##### Record excerpts

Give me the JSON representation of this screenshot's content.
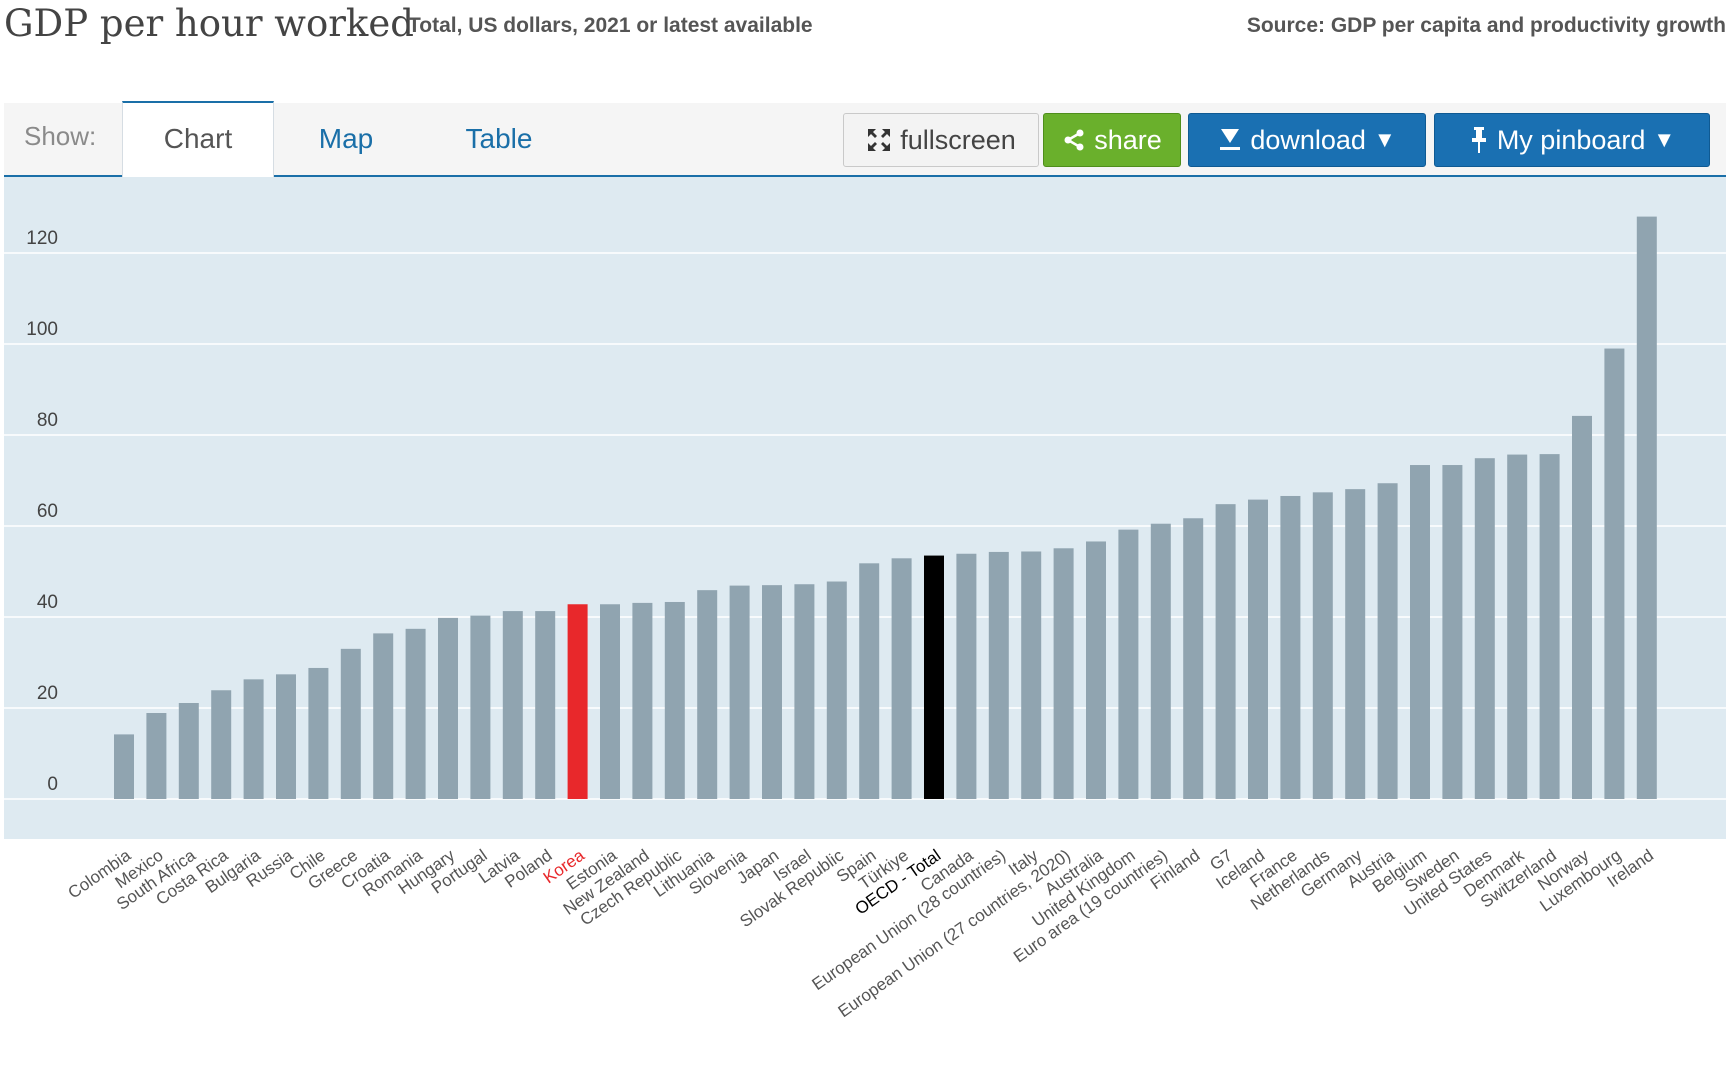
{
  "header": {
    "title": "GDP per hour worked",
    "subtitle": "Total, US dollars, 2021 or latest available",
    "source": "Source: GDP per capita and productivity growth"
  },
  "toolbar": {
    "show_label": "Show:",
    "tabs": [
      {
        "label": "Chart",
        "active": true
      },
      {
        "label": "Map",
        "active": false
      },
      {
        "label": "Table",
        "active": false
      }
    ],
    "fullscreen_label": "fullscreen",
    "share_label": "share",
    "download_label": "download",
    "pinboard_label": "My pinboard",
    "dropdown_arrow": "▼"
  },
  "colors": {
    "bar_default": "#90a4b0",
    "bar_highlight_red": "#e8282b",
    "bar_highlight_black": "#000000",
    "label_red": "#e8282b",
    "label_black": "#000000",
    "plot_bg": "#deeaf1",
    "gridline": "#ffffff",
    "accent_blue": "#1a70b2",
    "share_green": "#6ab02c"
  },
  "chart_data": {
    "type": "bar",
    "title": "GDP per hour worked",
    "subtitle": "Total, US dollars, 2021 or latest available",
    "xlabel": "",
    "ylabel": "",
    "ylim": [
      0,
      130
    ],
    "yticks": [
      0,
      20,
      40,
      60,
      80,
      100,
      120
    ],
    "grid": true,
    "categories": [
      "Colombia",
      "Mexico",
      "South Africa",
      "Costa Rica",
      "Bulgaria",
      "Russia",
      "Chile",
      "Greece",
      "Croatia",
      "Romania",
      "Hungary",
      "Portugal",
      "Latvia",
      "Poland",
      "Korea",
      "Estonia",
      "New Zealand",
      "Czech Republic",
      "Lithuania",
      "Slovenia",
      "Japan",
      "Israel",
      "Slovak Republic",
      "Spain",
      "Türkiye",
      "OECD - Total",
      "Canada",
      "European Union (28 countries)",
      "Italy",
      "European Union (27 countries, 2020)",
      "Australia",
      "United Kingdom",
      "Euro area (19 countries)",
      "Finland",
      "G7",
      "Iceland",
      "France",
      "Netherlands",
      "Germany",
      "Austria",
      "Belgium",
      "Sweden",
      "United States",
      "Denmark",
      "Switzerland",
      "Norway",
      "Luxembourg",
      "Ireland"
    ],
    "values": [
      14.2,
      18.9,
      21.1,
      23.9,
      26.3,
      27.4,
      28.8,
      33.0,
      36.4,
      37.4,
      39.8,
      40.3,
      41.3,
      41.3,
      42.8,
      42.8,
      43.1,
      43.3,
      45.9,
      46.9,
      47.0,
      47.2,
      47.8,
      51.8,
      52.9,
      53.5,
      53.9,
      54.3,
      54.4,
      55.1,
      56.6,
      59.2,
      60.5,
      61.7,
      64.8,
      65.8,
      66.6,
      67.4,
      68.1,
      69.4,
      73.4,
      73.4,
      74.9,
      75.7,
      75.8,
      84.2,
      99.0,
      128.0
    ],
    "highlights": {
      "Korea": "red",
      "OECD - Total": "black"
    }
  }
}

##########
##### Record excerpts

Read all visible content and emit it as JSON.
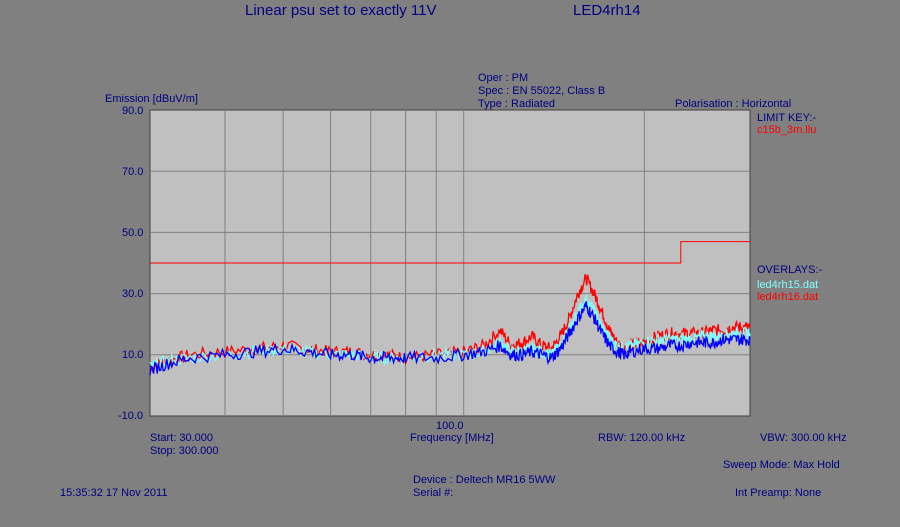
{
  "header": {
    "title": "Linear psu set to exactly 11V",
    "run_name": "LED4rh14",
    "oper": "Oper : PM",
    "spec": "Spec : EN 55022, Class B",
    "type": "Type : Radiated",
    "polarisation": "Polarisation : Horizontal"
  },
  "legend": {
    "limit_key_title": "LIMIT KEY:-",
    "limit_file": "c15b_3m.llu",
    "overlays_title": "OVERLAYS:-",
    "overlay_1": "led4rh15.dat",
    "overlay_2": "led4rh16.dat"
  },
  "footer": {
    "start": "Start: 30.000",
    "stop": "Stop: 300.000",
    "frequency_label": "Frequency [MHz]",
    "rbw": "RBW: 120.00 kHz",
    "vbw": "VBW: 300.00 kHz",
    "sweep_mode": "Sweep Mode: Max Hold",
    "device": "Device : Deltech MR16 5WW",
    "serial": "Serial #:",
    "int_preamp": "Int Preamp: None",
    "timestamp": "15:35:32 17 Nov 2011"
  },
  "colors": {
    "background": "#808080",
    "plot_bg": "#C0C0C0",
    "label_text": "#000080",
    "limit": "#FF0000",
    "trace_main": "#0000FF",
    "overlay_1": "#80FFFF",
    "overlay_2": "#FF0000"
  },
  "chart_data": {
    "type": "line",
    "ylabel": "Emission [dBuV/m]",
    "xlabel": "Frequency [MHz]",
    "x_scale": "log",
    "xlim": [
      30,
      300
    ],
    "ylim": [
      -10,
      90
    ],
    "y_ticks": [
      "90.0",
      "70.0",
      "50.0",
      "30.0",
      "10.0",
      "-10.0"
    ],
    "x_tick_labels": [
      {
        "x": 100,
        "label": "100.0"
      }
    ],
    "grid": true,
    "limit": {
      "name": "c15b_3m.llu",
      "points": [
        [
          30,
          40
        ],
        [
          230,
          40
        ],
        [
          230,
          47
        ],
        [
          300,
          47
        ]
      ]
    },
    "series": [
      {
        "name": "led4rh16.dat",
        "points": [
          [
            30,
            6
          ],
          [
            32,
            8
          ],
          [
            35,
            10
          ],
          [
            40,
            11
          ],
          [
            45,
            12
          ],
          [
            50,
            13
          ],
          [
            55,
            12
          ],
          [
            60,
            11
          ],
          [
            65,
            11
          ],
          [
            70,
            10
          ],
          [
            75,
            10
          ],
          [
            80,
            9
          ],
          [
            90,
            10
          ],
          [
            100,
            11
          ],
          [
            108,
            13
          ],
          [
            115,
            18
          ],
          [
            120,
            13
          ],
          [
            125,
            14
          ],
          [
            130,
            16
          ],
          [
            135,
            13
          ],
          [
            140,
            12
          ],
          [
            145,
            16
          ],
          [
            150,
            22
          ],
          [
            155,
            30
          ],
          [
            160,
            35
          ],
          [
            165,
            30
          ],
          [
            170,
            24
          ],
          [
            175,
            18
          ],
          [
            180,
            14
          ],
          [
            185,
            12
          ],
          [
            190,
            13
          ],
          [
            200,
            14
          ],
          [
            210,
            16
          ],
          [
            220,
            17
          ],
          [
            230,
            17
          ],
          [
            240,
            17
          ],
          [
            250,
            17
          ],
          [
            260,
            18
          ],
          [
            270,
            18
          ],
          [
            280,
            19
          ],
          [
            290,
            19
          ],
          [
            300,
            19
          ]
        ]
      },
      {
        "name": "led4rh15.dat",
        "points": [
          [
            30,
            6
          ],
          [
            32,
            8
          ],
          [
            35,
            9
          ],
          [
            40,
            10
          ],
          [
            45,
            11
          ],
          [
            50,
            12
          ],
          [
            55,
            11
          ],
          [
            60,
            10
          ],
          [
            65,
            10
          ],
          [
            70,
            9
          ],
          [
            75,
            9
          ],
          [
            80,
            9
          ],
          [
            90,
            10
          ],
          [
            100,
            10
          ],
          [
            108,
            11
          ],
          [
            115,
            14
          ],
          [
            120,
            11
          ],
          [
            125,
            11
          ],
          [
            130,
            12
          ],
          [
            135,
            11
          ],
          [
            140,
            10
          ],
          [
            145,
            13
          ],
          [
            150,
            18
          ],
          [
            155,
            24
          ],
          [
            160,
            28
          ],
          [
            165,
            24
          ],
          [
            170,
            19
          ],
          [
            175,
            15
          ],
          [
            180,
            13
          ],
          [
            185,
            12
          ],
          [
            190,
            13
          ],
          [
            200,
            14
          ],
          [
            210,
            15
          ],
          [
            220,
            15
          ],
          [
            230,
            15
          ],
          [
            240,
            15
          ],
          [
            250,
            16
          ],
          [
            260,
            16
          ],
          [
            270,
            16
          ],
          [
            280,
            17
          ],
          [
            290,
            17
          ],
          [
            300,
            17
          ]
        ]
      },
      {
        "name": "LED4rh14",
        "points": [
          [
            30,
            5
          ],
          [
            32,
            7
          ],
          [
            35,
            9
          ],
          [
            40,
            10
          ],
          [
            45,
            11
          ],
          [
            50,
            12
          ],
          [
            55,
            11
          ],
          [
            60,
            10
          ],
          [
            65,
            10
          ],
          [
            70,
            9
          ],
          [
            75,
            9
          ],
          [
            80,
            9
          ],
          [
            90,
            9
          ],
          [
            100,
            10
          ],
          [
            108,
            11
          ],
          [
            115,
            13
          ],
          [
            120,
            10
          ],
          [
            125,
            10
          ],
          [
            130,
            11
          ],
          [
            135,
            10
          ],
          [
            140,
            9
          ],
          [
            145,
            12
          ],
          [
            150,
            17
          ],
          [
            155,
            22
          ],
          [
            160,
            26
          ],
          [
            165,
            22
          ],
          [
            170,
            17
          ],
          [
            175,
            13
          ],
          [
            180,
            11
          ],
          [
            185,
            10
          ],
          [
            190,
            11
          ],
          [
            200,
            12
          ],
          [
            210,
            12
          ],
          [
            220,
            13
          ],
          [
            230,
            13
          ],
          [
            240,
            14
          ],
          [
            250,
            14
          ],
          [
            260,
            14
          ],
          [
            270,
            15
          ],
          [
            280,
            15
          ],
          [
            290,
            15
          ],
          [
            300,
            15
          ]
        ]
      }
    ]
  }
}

##########

Stated exercise
Copy each line of the listing that includes "content".

The completed task
Give me the JSON representation of this screenshot's content.
Read all visible content and emit it as JSON.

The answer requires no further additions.